Items from a data source
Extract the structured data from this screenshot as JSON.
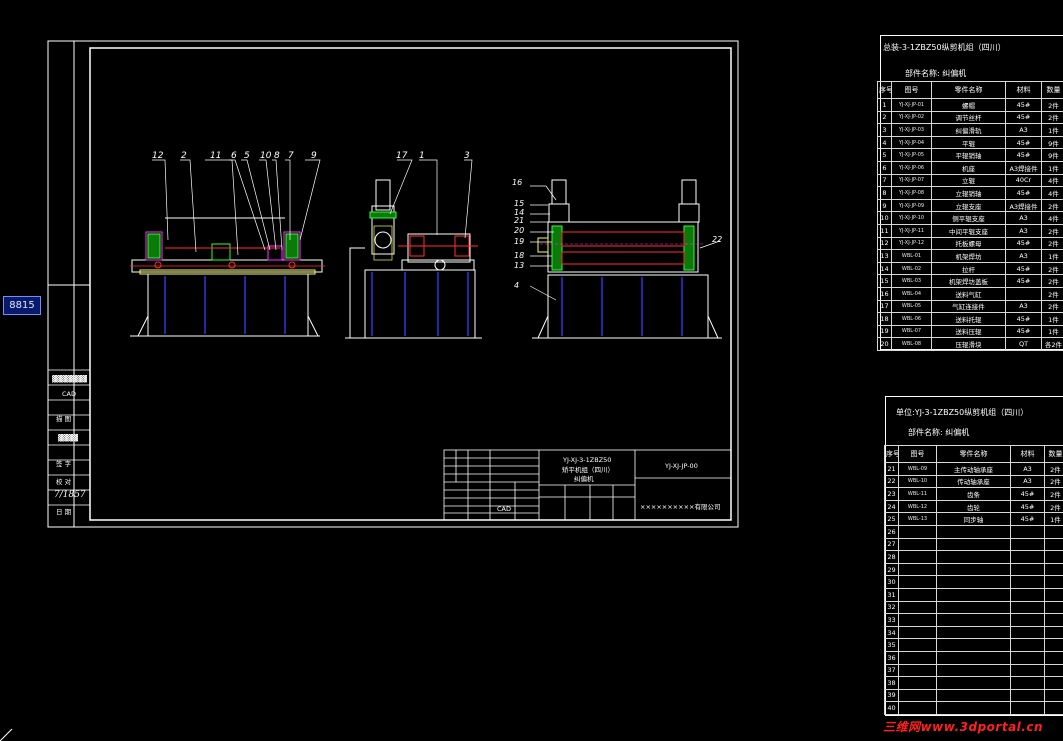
{
  "command_line": {
    "coordinate_readout": "8815"
  },
  "drawing": {
    "left_strip_labels": [
      "CAD",
      "描 图",
      "校 对",
      "签 字",
      "日 期"
    ],
    "left_strip_signature": "7/1857",
    "title_block": {
      "drawing_no": "YJ-XJ-3-1ZBZ50",
      "product_name": "矫平机组（四川）",
      "part_name": "纠偏机",
      "code": "YJ-XJ-JP-00",
      "cad_label": "CAD",
      "company": "××××××××××有限公司"
    },
    "callouts_front": [
      "12",
      "2",
      "11",
      "6",
      "5",
      "10",
      "8",
      "7",
      "9"
    ],
    "callouts_side": [
      "17",
      "1",
      "3"
    ],
    "callouts_rear": [
      "16",
      "15",
      "14",
      "21",
      "20",
      "19",
      "18",
      "13",
      "4",
      "22"
    ]
  },
  "bom1": {
    "title": "总装-3-1ZBZ50纵剪机组（四川）",
    "part_label": "部件名称: 纠偏机",
    "columns": [
      "序号",
      "图号",
      "零件名称",
      "材料",
      "数量"
    ],
    "rows": [
      [
        "1",
        "YJ-XJ-JP-01",
        "螺帽",
        "45#",
        "2件"
      ],
      [
        "2",
        "YJ-XJ-JP-02",
        "调节丝杆",
        "45#",
        "2件"
      ],
      [
        "3",
        "YJ-XJ-JP-03",
        "纠偏滑轨",
        "A3",
        "1件"
      ],
      [
        "4",
        "YJ-XJ-JP-04",
        "平辊",
        "45#",
        "9件"
      ],
      [
        "5",
        "YJ-XJ-JP-05",
        "平辊销轴",
        "45#",
        "9件"
      ],
      [
        "6",
        "YJ-XJ-JP-06",
        "机座",
        "A3焊接件",
        "1件"
      ],
      [
        "7",
        "YJ-XJ-JP-07",
        "立辊",
        "40Cr",
        "4件"
      ],
      [
        "8",
        "YJ-XJ-JP-08",
        "立辊销轴",
        "45#",
        "4件"
      ],
      [
        "9",
        "YJ-XJ-JP-09",
        "立辊支座",
        "A3焊接件",
        "2件"
      ],
      [
        "10",
        "YJ-XJ-JP-10",
        "侧平辊支座",
        "A3",
        "4件"
      ],
      [
        "11",
        "YJ-XJ-JP-11",
        "中间平辊支座",
        "A3",
        "2件"
      ],
      [
        "12",
        "YJ-XJ-JP-12",
        "托板螺母",
        "45#",
        "2件"
      ],
      [
        "13",
        "WBL-01",
        "机架焊坊",
        "A3",
        "1件"
      ],
      [
        "14",
        "WBL-02",
        "拉杆",
        "45#",
        "2件"
      ],
      [
        "15",
        "WBL-03",
        "机架焊坊盖板",
        "45#",
        "2件"
      ],
      [
        "16",
        "WBL-04",
        "送料气缸",
        "",
        "2件"
      ],
      [
        "17",
        "WBL-05",
        "气缸连接件",
        "A3",
        "2件"
      ],
      [
        "18",
        "WBL-06",
        "送料托辊",
        "45#",
        "1件"
      ],
      [
        "19",
        "WBL-07",
        "送料压辊",
        "45#",
        "1件"
      ],
      [
        "20",
        "WBL-08",
        "压辊滑块",
        "QT",
        "各2件"
      ]
    ]
  },
  "bom2": {
    "title": "单位:YJ-3-1ZBZ50纵剪机组（四川）",
    "part_label": "部件名称: 纠偏机",
    "columns": [
      "序号",
      "图号",
      "零件名称",
      "材料",
      "数量"
    ],
    "rows": [
      [
        "21",
        "WBL-09",
        "主传动轴承座",
        "A3",
        "2件"
      ],
      [
        "22",
        "WBL-10",
        "传动轴承座",
        "A3",
        "2件"
      ],
      [
        "23",
        "WBL-11",
        "齿条",
        "45#",
        "2件"
      ],
      [
        "24",
        "WBL-12",
        "齿轮",
        "45#",
        "2件"
      ],
      [
        "25",
        "WBL-13",
        "同步轴",
        "45#",
        "1件"
      ],
      [
        "26",
        "",
        "",
        "",
        ""
      ],
      [
        "27",
        "",
        "",
        "",
        ""
      ],
      [
        "28",
        "",
        "",
        "",
        ""
      ],
      [
        "29",
        "",
        "",
        "",
        ""
      ],
      [
        "30",
        "",
        "",
        "",
        ""
      ],
      [
        "31",
        "",
        "",
        "",
        ""
      ],
      [
        "32",
        "",
        "",
        "",
        ""
      ],
      [
        "33",
        "",
        "",
        "",
        ""
      ],
      [
        "34",
        "",
        "",
        "",
        ""
      ],
      [
        "35",
        "",
        "",
        "",
        ""
      ],
      [
        "36",
        "",
        "",
        "",
        ""
      ],
      [
        "37",
        "",
        "",
        "",
        ""
      ],
      [
        "38",
        "",
        "",
        "",
        ""
      ],
      [
        "39",
        "",
        "",
        "",
        ""
      ],
      [
        "40",
        "",
        "",
        "",
        ""
      ]
    ]
  },
  "watermark": "三维网www.3dportal.cn",
  "colors": {
    "background": "#000000",
    "linework": "#ffffff",
    "frame_blue": "#3030ff",
    "dim_green": "#30ff30",
    "accent_red": "#ff3030",
    "callout_yellow": "#ffff40",
    "hidden_magenta": "#ff30ff"
  }
}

Job
Output all the records, word for word, with no pictures in the copy.

Answer to this exercise
Extract the structured data from this screenshot as JSON.
{
  "command_line": {
    "coordinate_readout": "8815"
  },
  "drawing": {
    "left_strip_labels": [
      "CAD",
      "描 图",
      "校 对",
      "签 字",
      "日 期"
    ],
    "left_strip_signature": "7/1857",
    "title_block": {
      "drawing_no": "YJ-XJ-3-1ZBZ50",
      "product_name": "矫平机组（四川）",
      "part_name": "纠偏机",
      "code": "YJ-XJ-JP-00",
      "cad_label": "CAD",
      "company": "××××××××××有限公司"
    },
    "callouts_front": [
      "12",
      "2",
      "11",
      "6",
      "5",
      "10",
      "8",
      "7",
      "9"
    ],
    "callouts_side": [
      "17",
      "1",
      "3"
    ],
    "callouts_rear": [
      "16",
      "15",
      "14",
      "21",
      "20",
      "19",
      "18",
      "13",
      "4",
      "22"
    ]
  },
  "bom1": {
    "title": "总装-3-1ZBZ50纵剪机组（四川）",
    "part_label": "部件名称: 纠偏机",
    "columns": [
      "序号",
      "图号",
      "零件名称",
      "材料",
      "数量"
    ],
    "rows": [
      [
        "1",
        "YJ-XJ-JP-01",
        "螺帽",
        "45#",
        "2件"
      ],
      [
        "2",
        "YJ-XJ-JP-02",
        "调节丝杆",
        "45#",
        "2件"
      ],
      [
        "3",
        "YJ-XJ-JP-03",
        "纠偏滑轨",
        "A3",
        "1件"
      ],
      [
        "4",
        "YJ-XJ-JP-04",
        "平辊",
        "45#",
        "9件"
      ],
      [
        "5",
        "YJ-XJ-JP-05",
        "平辊销轴",
        "45#",
        "9件"
      ],
      [
        "6",
        "YJ-XJ-JP-06",
        "机座",
        "A3焊接件",
        "1件"
      ],
      [
        "7",
        "YJ-XJ-JP-07",
        "立辊",
        "40Cr",
        "4件"
      ],
      [
        "8",
        "YJ-XJ-JP-08",
        "立辊销轴",
        "45#",
        "4件"
      ],
      [
        "9",
        "YJ-XJ-JP-09",
        "立辊支座",
        "A3焊接件",
        "2件"
      ],
      [
        "10",
        "YJ-XJ-JP-10",
        "侧平辊支座",
        "A3",
        "4件"
      ],
      [
        "11",
        "YJ-XJ-JP-11",
        "中间平辊支座",
        "A3",
        "2件"
      ],
      [
        "12",
        "YJ-XJ-JP-12",
        "托板螺母",
        "45#",
        "2件"
      ],
      [
        "13",
        "WBL-01",
        "机架焊坊",
        "A3",
        "1件"
      ],
      [
        "14",
        "WBL-02",
        "拉杆",
        "45#",
        "2件"
      ],
      [
        "15",
        "WBL-03",
        "机架焊坊盖板",
        "45#",
        "2件"
      ],
      [
        "16",
        "WBL-04",
        "送料气缸",
        "",
        "2件"
      ],
      [
        "17",
        "WBL-05",
        "气缸连接件",
        "A3",
        "2件"
      ],
      [
        "18",
        "WBL-06",
        "送料托辊",
        "45#",
        "1件"
      ],
      [
        "19",
        "WBL-07",
        "送料压辊",
        "45#",
        "1件"
      ],
      [
        "20",
        "WBL-08",
        "压辊滑块",
        "QT",
        "各2件"
      ]
    ]
  },
  "bom2": {
    "title": "单位:YJ-3-1ZBZ50纵剪机组（四川）",
    "part_label": "部件名称: 纠偏机",
    "columns": [
      "序号",
      "图号",
      "零件名称",
      "材料",
      "数量"
    ],
    "rows": [
      [
        "21",
        "WBL-09",
        "主传动轴承座",
        "A3",
        "2件"
      ],
      [
        "22",
        "WBL-10",
        "传动轴承座",
        "A3",
        "2件"
      ],
      [
        "23",
        "WBL-11",
        "齿条",
        "45#",
        "2件"
      ],
      [
        "24",
        "WBL-12",
        "齿轮",
        "45#",
        "2件"
      ],
      [
        "25",
        "WBL-13",
        "同步轴",
        "45#",
        "1件"
      ],
      [
        "26",
        "",
        "",
        "",
        ""
      ],
      [
        "27",
        "",
        "",
        "",
        ""
      ],
      [
        "28",
        "",
        "",
        "",
        ""
      ],
      [
        "29",
        "",
        "",
        "",
        ""
      ],
      [
        "30",
        "",
        "",
        "",
        ""
      ],
      [
        "31",
        "",
        "",
        "",
        ""
      ],
      [
        "32",
        "",
        "",
        "",
        ""
      ],
      [
        "33",
        "",
        "",
        "",
        ""
      ],
      [
        "34",
        "",
        "",
        "",
        ""
      ],
      [
        "35",
        "",
        "",
        "",
        ""
      ],
      [
        "36",
        "",
        "",
        "",
        ""
      ],
      [
        "37",
        "",
        "",
        "",
        ""
      ],
      [
        "38",
        "",
        "",
        "",
        ""
      ],
      [
        "39",
        "",
        "",
        "",
        ""
      ],
      [
        "40",
        "",
        "",
        "",
        ""
      ]
    ]
  },
  "watermark": "三维网www.3dportal.cn",
  "colors": {
    "background": "#000000",
    "linework": "#ffffff",
    "frame_blue": "#3030ff",
    "dim_green": "#30ff30",
    "accent_red": "#ff3030",
    "callout_yellow": "#ffff40",
    "hidden_magenta": "#ff30ff"
  }
}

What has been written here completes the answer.